Task statement:
Repeat the records below exactly.

Supplied records:

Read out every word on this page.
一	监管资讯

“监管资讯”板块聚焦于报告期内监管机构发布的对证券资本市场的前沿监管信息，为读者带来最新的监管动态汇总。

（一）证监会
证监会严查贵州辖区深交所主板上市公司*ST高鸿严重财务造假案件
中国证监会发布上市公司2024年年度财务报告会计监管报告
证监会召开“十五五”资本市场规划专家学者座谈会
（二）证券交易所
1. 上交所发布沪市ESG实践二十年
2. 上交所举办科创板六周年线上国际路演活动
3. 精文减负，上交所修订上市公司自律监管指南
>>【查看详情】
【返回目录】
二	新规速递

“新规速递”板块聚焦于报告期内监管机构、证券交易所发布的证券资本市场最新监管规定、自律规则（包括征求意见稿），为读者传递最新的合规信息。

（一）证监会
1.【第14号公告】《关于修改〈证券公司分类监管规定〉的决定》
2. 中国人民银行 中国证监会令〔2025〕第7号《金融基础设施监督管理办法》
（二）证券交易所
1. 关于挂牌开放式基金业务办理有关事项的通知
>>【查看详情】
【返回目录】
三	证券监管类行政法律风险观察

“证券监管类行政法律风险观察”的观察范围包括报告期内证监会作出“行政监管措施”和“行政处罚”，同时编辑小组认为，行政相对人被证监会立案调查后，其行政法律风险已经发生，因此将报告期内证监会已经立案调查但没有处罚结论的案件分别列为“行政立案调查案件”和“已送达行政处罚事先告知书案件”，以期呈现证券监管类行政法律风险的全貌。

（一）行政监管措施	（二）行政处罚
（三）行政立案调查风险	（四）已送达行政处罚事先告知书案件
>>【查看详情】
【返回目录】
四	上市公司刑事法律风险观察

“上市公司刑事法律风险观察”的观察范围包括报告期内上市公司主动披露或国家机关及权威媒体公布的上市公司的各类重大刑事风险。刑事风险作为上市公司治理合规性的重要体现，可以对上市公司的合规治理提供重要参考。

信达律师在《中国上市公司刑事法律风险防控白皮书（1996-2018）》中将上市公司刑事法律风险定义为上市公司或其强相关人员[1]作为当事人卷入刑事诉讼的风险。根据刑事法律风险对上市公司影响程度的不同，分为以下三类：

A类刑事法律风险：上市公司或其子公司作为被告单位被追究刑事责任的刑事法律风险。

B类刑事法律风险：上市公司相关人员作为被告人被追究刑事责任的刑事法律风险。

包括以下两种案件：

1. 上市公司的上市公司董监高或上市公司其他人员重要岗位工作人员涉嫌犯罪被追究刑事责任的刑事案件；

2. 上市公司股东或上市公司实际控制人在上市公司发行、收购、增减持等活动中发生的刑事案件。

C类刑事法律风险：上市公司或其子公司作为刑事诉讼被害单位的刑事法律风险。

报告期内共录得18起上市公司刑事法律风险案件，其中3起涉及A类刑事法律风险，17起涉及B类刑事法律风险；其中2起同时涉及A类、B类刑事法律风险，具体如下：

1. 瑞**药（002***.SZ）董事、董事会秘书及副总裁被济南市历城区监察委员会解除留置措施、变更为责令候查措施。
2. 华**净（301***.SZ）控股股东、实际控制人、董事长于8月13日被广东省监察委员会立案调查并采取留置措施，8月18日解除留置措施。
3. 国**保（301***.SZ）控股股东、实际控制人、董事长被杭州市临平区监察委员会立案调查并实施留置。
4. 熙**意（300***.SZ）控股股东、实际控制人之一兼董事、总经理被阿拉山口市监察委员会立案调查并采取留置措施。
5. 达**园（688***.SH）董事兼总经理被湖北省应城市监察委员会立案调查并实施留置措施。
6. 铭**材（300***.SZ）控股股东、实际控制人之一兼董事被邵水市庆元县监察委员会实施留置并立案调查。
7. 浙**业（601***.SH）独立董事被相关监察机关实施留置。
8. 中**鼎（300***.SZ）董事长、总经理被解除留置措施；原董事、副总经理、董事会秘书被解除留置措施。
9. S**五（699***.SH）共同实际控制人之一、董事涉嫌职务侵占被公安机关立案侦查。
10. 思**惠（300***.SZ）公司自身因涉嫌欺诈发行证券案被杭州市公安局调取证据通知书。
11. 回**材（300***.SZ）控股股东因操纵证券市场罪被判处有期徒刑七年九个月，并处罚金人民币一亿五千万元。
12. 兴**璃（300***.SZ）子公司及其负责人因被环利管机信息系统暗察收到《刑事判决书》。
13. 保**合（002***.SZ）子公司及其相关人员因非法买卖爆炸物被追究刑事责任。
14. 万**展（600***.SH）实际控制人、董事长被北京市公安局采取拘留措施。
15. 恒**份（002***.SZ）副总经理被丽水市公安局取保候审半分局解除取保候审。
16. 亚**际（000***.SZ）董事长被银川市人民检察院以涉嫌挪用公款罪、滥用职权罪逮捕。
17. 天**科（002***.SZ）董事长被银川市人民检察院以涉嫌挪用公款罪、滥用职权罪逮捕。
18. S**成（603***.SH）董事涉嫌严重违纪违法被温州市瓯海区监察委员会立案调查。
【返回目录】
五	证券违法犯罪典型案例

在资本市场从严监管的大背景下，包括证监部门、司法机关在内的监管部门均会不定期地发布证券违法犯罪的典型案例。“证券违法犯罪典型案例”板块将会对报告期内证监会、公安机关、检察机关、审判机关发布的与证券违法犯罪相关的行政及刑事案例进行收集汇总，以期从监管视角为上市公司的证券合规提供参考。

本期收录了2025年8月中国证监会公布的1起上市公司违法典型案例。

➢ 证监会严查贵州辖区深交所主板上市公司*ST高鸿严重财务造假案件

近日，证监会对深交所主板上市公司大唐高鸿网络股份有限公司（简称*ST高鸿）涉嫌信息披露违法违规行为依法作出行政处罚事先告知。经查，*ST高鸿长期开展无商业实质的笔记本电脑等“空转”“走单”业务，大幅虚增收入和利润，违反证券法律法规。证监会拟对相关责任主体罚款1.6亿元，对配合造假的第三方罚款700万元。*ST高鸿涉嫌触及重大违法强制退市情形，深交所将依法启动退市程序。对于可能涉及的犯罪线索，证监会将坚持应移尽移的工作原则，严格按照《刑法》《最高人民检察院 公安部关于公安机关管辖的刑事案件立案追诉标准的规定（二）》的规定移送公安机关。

Written response:
Read out every word on this page.
一	监管资讯

“监管资讯”板块聚焦于报告期内监管机构发布的对证券资本市场的前沿监管信息，为读者带来最新的监管动态汇总。

（一）证监会
证监会严查贵州辖区深交所主板上市公司*ST高鸿严重财务造假案件
中国证监会发布上市公司2024年年度财务报告会计监管报告
证监会召开“十五五”资本市场规划专家学者座谈会
（二）证券交易所
1. 上交所发布沪市ESG实践二十年
2. 上交所举办科创板六周年线上国际路演活动
3. 精文减负，上交所修订上市公司自律监管指南
>>【查看详情】
【返回目录】
二	新规速递

“新规速递”板块聚焦于报告期内监管机构、证券交易所发布的证券资本市场最新监管规定、自律规则（包括征求意见稿），为读者传递最新的合规信息。

（一）证监会
1.【第14号公告】《关于修改〈证券公司分类监管规定〉的决定》
2. 中国人民银行 中国证监会令〔2025〕第7号《金融基础设施监督管理办法》
（二）证券交易所
1. 关于挂牌开放式基金业务办理有关事项的通知
>>【查看详情】
【返回目录】
三	证券监管类行政法律风险观察

“证券监管类行政法律风险观察”的观察范围包括报告期内证监会作出“行政监管措施”和“行政处罚”，同时编辑小组认为，行政相对人被证监会立案调查后，其行政法律风险已经发生，因此将报告期内证监会已经立案调查但没有处罚结论的案件分别列为“行政立案调查案件”和“已送达行政处罚事先告知书案件”，以期呈现证券监管类行政法律风险的全貌。

（一）行政监管措施	（二）行政处罚
（三）行政立案调查风险	（四）已送达行政处罚事先告知书案件
>>【查看详情】
【返回目录】
四	上市公司刑事法律风险观察

“上市公司刑事法律风险观察”的观察范围包括报告期内上市公司主动披露或国家机关及权威媒体公布的上市公司的各类重大刑事风险。刑事风险作为上市公司治理合规性的重要体现，可以对上市公司的合规治理提供重要参考。

信达律师在《中国上市公司刑事法律风险防控白皮书（1996-2018）》中将上市公司刑事法律风险定义为上市公司或其强相关人员[1]作为当事人卷入刑事诉讼的风险。根据刑事法律风险对上市公司影响程度的不同，分为以下三类：

A类刑事法律风险：上市公司或其子公司作为被告单位被追究刑事责任的刑事法律风险。

B类刑事法律风险：上市公司相关人员作为被告人被追究刑事责任的刑事法律风险。

包括以下两种案件：

1. 上市公司的上市公司董监高或上市公司其他人员重要岗位工作人员涉嫌犯罪被追究刑事责任的刑事案件；

2. 上市公司股东或上市公司实际控制人在上市公司发行、收购、增减持等活动中发生的刑事案件。

C类刑事法律风险：上市公司或其子公司作为刑事诉讼被害单位的刑事法律风险。

报告期内共录得18起上市公司刑事法律风险案件，其中3起涉及A类刑事法律风险，17起涉及B类刑事法律风险；其中2起同时涉及A类、B类刑事法律风险，具体如下：

1. 瑞**药（002***.SZ）董事、董事会秘书及副总裁被济南市历城区监察委员会解除留置措施、变更为责令候查措施。
2. 华**净（301***.SZ）控股股东、实际控制人、董事长于8月13日被广东省监察委员会立案调查并采取留置措施，8月18日解除留置措施。
3. 国**保（301***.SZ）控股股东、实际控制人、董事长被杭州市临平区监察委员会立案调查并实施留置。
4. 熙**意（300***.SZ）控股股东、实际控制人之一兼董事、总经理被阿拉山口市监察委员会立案调查并采取留置措施。
5. 达**园（688***.SH）董事兼总经理被湖北省应城市监察委员会立案调查并实施留置措施。
6. 铭**材（300***.SZ）控股股东、实际控制人之一兼董事被邵水市庆元县监察委员会实施留置并立案调查。
7. 浙**业（601***.SH）独立董事被相关监察机关实施留置。
8. 中**鼎（300***.SZ）董事长、总经理被解除留置措施；原董事、副总经理、董事会秘书被解除留置措施。
9. S**五（699***.SH）共同实际控制人之一、董事涉嫌职务侵占被公安机关立案侦查。
10. 思**惠（300***.SZ）公司自身因涉嫌欺诈发行证券案被杭州市公安局调取证据通知书。
11. 回**材（300***.SZ）控股股东因操纵证券市场罪被判处有期徒刑七年九个月，并处罚金人民币一亿五千万元。
12. 兴**璃（300***.SZ）子公司及其负责人因被环利管机信息系统暗察收到《刑事判决书》。
13. 保**合（002***.SZ）子公司及其相关人员因非法买卖爆炸物被追究刑事责任。
14. 万**展（600***.SH）实际控制人、董事长被北京市公安局采取拘留措施。
15. 恒**份（002***.SZ）副总经理被丽水市公安局取保候审半分局解除取保候审。
16. 亚**际（000***.SZ）董事长被银川市人民检察院以涉嫌挪用公款罪、滥用职权罪逮捕。
17. 天**科（002***.SZ）董事长被银川市人民检察院以涉嫌挪用公款罪、滥用职权罪逮捕。
18. S**成（603***.SH）董事涉嫌严重违纪违法被温州市瓯海区监察委员会立案调查。
【返回目录】
五	证券违法犯罪典型案例

在资本市场从严监管的大背景下，包括证监部门、司法机关在内的监管部门均会不定期地发布证券违法犯罪的典型案例。“证券违法犯罪典型案例”板块将会对报告期内证监会、公安机关、检察机关、审判机关发布的与证券违法犯罪相关的行政及刑事案例进行收集汇总，以期从监管视角为上市公司的证券合规提供参考。

本期收录了2025年8月中国证监会公布的1起上市公司违法典型案例。

➢ 证监会严查贵州辖区深交所主板上市公司*ST高鸿严重财务造假案件

近日，证监会对深交所主板上市公司大唐高鸿网络股份有限公司（简称*ST高鸿）涉嫌信息披露违法违规行为依法作出行政处罚事先告知。经查，*ST高鸿长期开展无商业实质的笔记本电脑等“空转”“走单”业务，大幅虚增收入和利润，违反证券法律法规。证监会拟对相关责任主体罚款1.6亿元，对配合造假的第三方罚款700万元。*ST高鸿涉嫌触及重大违法强制退市情形，深交所将依法启动退市程序。对于可能涉及的犯罪线索，证监会将坚持应移尽移的工作原则，严格按照《刑法》《最高人民检察院 公安部关于公安机关管辖的刑事案件立案追诉标准的规定（二）》的规定移送公安机关。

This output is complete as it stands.